>> Begin DATASET RECORDS

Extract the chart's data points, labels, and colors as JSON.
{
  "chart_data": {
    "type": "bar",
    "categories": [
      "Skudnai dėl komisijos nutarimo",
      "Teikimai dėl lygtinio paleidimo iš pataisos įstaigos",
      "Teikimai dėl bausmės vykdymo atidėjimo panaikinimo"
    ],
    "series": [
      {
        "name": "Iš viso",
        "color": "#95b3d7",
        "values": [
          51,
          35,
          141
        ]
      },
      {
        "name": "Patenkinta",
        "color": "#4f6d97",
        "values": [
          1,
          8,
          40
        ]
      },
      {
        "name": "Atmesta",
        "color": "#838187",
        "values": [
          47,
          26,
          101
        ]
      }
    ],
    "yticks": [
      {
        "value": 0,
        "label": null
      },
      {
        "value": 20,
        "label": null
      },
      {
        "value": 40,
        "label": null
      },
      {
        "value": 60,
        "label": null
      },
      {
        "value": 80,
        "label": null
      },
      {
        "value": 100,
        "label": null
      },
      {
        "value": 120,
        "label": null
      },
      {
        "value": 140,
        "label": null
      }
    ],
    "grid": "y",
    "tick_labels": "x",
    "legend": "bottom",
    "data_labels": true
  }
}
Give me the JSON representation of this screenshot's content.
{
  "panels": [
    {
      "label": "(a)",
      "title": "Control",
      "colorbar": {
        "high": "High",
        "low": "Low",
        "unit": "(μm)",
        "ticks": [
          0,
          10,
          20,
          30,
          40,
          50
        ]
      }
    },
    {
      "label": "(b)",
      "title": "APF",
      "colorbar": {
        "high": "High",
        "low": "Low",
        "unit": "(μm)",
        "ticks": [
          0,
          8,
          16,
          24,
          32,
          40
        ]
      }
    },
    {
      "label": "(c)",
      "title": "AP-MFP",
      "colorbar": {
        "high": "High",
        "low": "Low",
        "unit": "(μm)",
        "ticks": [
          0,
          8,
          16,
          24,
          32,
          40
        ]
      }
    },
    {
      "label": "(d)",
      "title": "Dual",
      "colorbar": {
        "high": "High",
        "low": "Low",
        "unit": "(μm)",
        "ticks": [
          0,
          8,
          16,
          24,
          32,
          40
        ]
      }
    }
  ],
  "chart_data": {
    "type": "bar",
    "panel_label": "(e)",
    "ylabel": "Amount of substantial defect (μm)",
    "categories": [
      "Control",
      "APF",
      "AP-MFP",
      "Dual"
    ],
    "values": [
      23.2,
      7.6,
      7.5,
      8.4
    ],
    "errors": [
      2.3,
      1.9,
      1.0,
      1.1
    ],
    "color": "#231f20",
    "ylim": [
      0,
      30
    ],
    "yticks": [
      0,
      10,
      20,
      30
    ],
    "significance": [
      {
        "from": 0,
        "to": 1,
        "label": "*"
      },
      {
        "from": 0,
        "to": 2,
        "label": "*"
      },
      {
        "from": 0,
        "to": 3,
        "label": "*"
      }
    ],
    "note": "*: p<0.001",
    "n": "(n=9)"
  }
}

>> End DATASET RECORDS

## SET PROBLEM:
Restate the whole listing exactly.

## FINISHED TASK:
Extract the chart's data points, labels, and colors as JSON.
{
  "chart_data": {
    "type": "bar",
    "categories": [
      "Skudnai dėl komisijos nutarimo",
      "Teikimai dėl lygtinio paleidimo iš pataisos įstaigos",
      "Teikimai dėl bausmės vykdymo atidėjimo panaikinimo"
    ],
    "series": [
      {
        "name": "Iš viso",
        "color": "#95b3d7",
        "values": [
          51,
          35,
          141
        ]
      },
      {
        "name": "Patenkinta",
        "color": "#4f6d97",
        "values": [
          1,
          8,
          40
        ]
      },
      {
        "name": "Atmesta",
        "color": "#838187",
        "values": [
          47,
          26,
          101
        ]
      }
    ],
    "yticks": [
      {
        "value": 0,
        "label": null
      },
      {
        "value": 20,
        "label": null
      },
      {
        "value": 40,
        "label": null
      },
      {
        "value": 60,
        "label": null
      },
      {
        "value": 80,
        "label": null
      },
      {
        "value": 100,
        "label": null
      },
      {
        "value": 120,
        "label": null
      },
      {
        "value": 140,
        "label": null
      }
    ],
    "grid": "y",
    "tick_labels": "x",
    "legend": "bottom",
    "data_labels": true
  }
}
Give me the JSON representation of this screenshot's content.
{
  "panels": [
    {
      "label": "(a)",
      "title": "Control",
      "colorbar": {
        "high": "High",
        "low": "Low",
        "unit": "(μm)",
        "ticks": [
          0,
          10,
          20,
          30,
          40,
          50
        ]
      }
    },
    {
      "label": "(b)",
      "title": "APF",
      "colorbar": {
        "high": "High",
        "low": "Low",
        "unit": "(μm)",
        "ticks": [
          0,
          8,
          16,
          24,
          32,
          40
        ]
      }
    },
    {
      "label": "(c)",
      "title": "AP-MFP",
      "colorbar": {
        "high": "High",
        "low": "Low",
        "unit": "(μm)",
        "ticks": [
          0,
          8,
          16,
          24,
          32,
          40
        ]
      }
    },
    {
      "label": "(d)",
      "title": "Dual",
      "colorbar": {
        "high": "High",
        "low": "Low",
        "unit": "(μm)",
        "ticks": [
          0,
          8,
          16,
          24,
          32,
          40
        ]
      }
    }
  ],
  "chart_data": {
    "type": "bar",
    "panel_label": "(e)",
    "ylabel": "Amount of substantial defect (μm)",
    "categories": [
      "Control",
      "APF",
      "AP-MFP",
      "Dual"
    ],
    "values": [
      23.2,
      7.6,
      7.5,
      8.4
    ],
    "errors": [
      2.3,
      1.9,
      1.0,
      1.1
    ],
    "color": "#231f20",
    "ylim": [
      0,
      30
    ],
    "yticks": [
      0,
      10,
      20,
      30
    ],
    "significance": [
      {
        "from": 0,
        "to": 1,
        "label": "*"
      },
      {
        "from": 0,
        "to": 2,
        "label": "*"
      },
      {
        "from": 0,
        "to": 3,
        "label": "*"
      }
    ],
    "note": "*: p<0.001",
    "n": "(n=9)"
  }
}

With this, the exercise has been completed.